# [THE REQUEST]
Type the records out again in full, exactly.

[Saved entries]
↓
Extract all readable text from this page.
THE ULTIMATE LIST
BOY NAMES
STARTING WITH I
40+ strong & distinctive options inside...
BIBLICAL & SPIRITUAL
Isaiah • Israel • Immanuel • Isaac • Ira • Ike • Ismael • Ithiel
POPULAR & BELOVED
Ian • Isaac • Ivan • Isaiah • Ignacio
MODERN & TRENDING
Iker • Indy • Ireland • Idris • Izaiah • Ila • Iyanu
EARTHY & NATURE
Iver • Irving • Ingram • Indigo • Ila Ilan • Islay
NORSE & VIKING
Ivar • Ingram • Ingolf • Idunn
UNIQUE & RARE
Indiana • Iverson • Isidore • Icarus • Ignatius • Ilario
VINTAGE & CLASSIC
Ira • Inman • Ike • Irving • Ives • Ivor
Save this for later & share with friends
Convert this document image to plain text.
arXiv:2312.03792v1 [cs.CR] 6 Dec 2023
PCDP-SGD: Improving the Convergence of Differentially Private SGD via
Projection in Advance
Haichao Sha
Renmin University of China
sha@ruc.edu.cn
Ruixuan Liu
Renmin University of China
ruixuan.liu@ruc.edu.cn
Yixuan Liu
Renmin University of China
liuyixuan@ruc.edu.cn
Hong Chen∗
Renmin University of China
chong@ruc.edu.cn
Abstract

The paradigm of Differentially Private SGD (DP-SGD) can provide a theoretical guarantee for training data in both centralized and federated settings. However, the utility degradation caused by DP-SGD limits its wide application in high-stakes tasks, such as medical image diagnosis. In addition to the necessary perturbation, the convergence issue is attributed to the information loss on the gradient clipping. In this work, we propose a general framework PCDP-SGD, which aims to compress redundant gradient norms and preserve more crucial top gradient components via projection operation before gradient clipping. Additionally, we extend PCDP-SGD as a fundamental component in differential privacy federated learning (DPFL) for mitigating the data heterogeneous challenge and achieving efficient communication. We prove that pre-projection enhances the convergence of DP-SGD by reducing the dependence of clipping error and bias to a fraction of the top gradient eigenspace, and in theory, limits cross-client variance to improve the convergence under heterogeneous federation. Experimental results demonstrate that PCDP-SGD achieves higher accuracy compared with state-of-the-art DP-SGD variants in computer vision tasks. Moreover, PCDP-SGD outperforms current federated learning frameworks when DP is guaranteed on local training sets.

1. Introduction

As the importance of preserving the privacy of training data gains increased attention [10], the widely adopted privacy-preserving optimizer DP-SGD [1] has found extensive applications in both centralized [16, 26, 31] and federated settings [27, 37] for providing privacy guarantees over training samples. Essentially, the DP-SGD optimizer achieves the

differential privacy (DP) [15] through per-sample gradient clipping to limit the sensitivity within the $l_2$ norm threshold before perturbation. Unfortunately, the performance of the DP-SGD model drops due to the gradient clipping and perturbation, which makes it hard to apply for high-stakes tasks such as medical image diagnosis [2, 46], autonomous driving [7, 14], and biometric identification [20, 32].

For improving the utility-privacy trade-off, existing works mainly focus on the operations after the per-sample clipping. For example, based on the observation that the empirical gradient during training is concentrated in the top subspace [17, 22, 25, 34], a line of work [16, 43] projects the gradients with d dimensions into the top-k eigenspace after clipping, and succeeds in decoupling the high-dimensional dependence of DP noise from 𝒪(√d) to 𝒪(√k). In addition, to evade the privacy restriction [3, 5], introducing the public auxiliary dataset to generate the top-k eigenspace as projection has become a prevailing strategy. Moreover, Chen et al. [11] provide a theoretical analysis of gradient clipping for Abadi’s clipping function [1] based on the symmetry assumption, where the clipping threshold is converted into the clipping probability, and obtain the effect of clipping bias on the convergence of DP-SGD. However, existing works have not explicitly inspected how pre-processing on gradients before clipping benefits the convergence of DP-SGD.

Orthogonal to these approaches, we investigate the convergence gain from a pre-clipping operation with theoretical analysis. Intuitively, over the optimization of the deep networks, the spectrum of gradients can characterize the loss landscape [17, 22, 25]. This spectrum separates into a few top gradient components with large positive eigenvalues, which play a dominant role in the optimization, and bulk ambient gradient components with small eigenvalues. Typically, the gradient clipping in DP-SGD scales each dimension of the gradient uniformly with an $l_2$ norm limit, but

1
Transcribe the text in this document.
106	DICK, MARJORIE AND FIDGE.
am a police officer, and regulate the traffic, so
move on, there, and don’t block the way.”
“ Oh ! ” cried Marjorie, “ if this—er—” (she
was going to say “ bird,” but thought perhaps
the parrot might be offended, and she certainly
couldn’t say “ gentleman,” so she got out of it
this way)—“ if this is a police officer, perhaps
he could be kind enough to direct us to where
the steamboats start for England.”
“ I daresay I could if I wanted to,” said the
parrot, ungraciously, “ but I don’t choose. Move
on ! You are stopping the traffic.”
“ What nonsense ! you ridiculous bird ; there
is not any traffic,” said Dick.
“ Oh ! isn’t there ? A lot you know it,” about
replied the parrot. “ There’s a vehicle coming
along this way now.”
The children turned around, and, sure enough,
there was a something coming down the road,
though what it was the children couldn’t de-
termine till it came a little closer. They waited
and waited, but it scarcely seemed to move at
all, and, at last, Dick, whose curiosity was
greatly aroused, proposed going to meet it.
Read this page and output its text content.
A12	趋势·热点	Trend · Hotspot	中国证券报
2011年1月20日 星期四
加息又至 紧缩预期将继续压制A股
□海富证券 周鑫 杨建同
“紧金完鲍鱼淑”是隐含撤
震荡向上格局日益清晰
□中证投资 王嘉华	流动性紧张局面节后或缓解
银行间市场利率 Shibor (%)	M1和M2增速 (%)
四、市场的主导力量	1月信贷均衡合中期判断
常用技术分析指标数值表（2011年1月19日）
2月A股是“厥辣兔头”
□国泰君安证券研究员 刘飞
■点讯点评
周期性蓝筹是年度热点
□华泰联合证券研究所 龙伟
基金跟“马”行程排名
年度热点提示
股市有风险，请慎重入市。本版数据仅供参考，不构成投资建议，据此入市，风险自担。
↑
# [OUTPUT OF THE TASK]
Extract all readable text from this page.
THE ULTIMATE LIST
BOY NAMES
STARTING WITH I
40+ strong & distinctive options inside...
BIBLICAL & SPIRITUAL
Isaiah • Israel • Immanuel • Isaac • Ira • Ike • Ismael • Ithiel
POPULAR & BELOVED
Ian • Isaac • Ivan • Isaiah • Ignacio
MODERN & TRENDING
Iker • Indy • Ireland • Idris • Izaiah • Ila • Iyanu
EARTHY & NATURE
Iver • Irving • Ingram • Indigo • Ila Ilan • Islay
NORSE & VIKING
Ivar • Ingram • Ingolf • Idunn
UNIQUE & RARE
Indiana • Iverson • Isidore • Icarus • Ignatius • Ilario
VINTAGE & CLASSIC
Ira • Inman • Ike • Irving • Ives • Ivor
Save this for later & share with friends
Convert this document image to plain text.
arXiv:2312.03792v1 [cs.CR] 6 Dec 2023
PCDP-SGD: Improving the Convergence of Differentially Private SGD via
Projection in Advance
Haichao Sha
Renmin University of China
sha@ruc.edu.cn
Ruixuan Liu
Renmin University of China
ruixuan.liu@ruc.edu.cn
Yixuan Liu
Renmin University of China
liuyixuan@ruc.edu.cn
Hong Chen∗
Renmin University of China
chong@ruc.edu.cn
Abstract

The paradigm of Differentially Private SGD (DP-SGD) can provide a theoretical guarantee for training data in both centralized and federated settings. However, the utility degradation caused by DP-SGD limits its wide application in high-stakes tasks, such as medical image diagnosis. In addition to the necessary perturbation, the convergence issue is attributed to the information loss on the gradient clipping. In this work, we propose a general framework PCDP-SGD, which aims to compress redundant gradient norms and preserve more crucial top gradient components via projection operation before gradient clipping. Additionally, we extend PCDP-SGD as a fundamental component in differential privacy federated learning (DPFL) for mitigating the data heterogeneous challenge and achieving efficient communication. We prove that pre-projection enhances the convergence of DP-SGD by reducing the dependence of clipping error and bias to a fraction of the top gradient eigenspace, and in theory, limits cross-client variance to improve the convergence under heterogeneous federation. Experimental results demonstrate that PCDP-SGD achieves higher accuracy compared with state-of-the-art DP-SGD variants in computer vision tasks. Moreover, PCDP-SGD outperforms current federated learning frameworks when DP is guaranteed on local training sets.

1. Introduction

As the importance of preserving the privacy of training data gains increased attention [10], the widely adopted privacy-preserving optimizer DP-SGD [1] has found extensive applications in both centralized [16, 26, 31] and federated settings [27, 37] for providing privacy guarantees over training samples. Essentially, the DP-SGD optimizer achieves the

differential privacy (DP) [15] through per-sample gradient clipping to limit the sensitivity within the $l_2$ norm threshold before perturbation. Unfortunately, the performance of the DP-SGD model drops due to the gradient clipping and perturbation, which makes it hard to apply for high-stakes tasks such as medical image diagnosis [2, 46], autonomous driving [7, 14], and biometric identification [20, 32].

For improving the utility-privacy trade-off, existing works mainly focus on the operations after the per-sample clipping. For example, based on the observation that the empirical gradient during training is concentrated in the top subspace [17, 22, 25, 34], a line of work [16, 43] projects the gradients with d dimensions into the top-k eigenspace after clipping, and succeeds in decoupling the high-dimensional dependence of DP noise from 𝒪(√d) to 𝒪(√k). In addition, to evade the privacy restriction [3, 5], introducing the public auxiliary dataset to generate the top-k eigenspace as projection has become a prevailing strategy. Moreover, Chen et al. [11] provide a theoretical analysis of gradient clipping for Abadi’s clipping function [1] based on the symmetry assumption, where the clipping threshold is converted into the clipping probability, and obtain the effect of clipping bias on the convergence of DP-SGD. However, existing works have not explicitly inspected how pre-processing on gradients before clipping benefits the convergence of DP-SGD.

Orthogonal to these approaches, we investigate the convergence gain from a pre-clipping operation with theoretical analysis. Intuitively, over the optimization of the deep networks, the spectrum of gradients can characterize the loss landscape [17, 22, 25]. This spectrum separates into a few top gradient components with large positive eigenvalues, which play a dominant role in the optimization, and bulk ambient gradient components with small eigenvalues. Typically, the gradient clipping in DP-SGD scales each dimension of the gradient uniformly with an $l_2$ norm limit, but

1
Transcribe the text in this document.
106	DICK, MARJORIE AND FIDGE.
am a police officer, and regulate the traffic, so
move on, there, and don’t block the way.”
“ Oh ! ” cried Marjorie, “ if this—er—” (she
was going to say “ bird,” but thought perhaps
the parrot might be offended, and she certainly
couldn’t say “ gentleman,” so she got out of it
this way)—“ if this is a police officer, perhaps
he could be kind enough to direct us to where
the steamboats start for England.”
“ I daresay I could if I wanted to,” said the
parrot, ungraciously, “ but I don’t choose. Move
on ! You are stopping the traffic.”
“ What nonsense ! you ridiculous bird ; there
is not any traffic,” said Dick.
“ Oh ! isn’t there ? A lot you know it,” about
replied the parrot. “ There’s a vehicle coming
along this way now.”
The children turned around, and, sure enough,
there was a something coming down the road,
though what it was the children couldn’t de-
termine till it came a little closer. They waited
and waited, but it scarcely seemed to move at
all, and, at last, Dick, whose curiosity was
greatly aroused, proposed going to meet it.
Read this page and output its text content.
A12	趋势·热点	Trend · Hotspot	中国证券报
2011年1月20日 星期四
加息又至 紧缩预期将继续压制A股
□海富证券 周鑫 杨建同
“紧金完鲍鱼淑”是隐含撤
震荡向上格局日益清晰
□中证投资 王嘉华	流动性紧张局面节后或缓解
银行间市场利率 Shibor (%)	M1和M2增速 (%)
四、市场的主导力量	1月信贷均衡合中期判断
常用技术分析指标数值表（2011年1月19日）
2月A股是“厥辣兔头”
□国泰君安证券研究员 刘飞
■点讯点评
周期性蓝筹是年度热点
□华泰联合证券研究所 龙伟
基金跟“马”行程排名
年度热点提示
股市有风险，请慎重入市。本版数据仅供参考，不构成投资建议，据此入市，风险自担。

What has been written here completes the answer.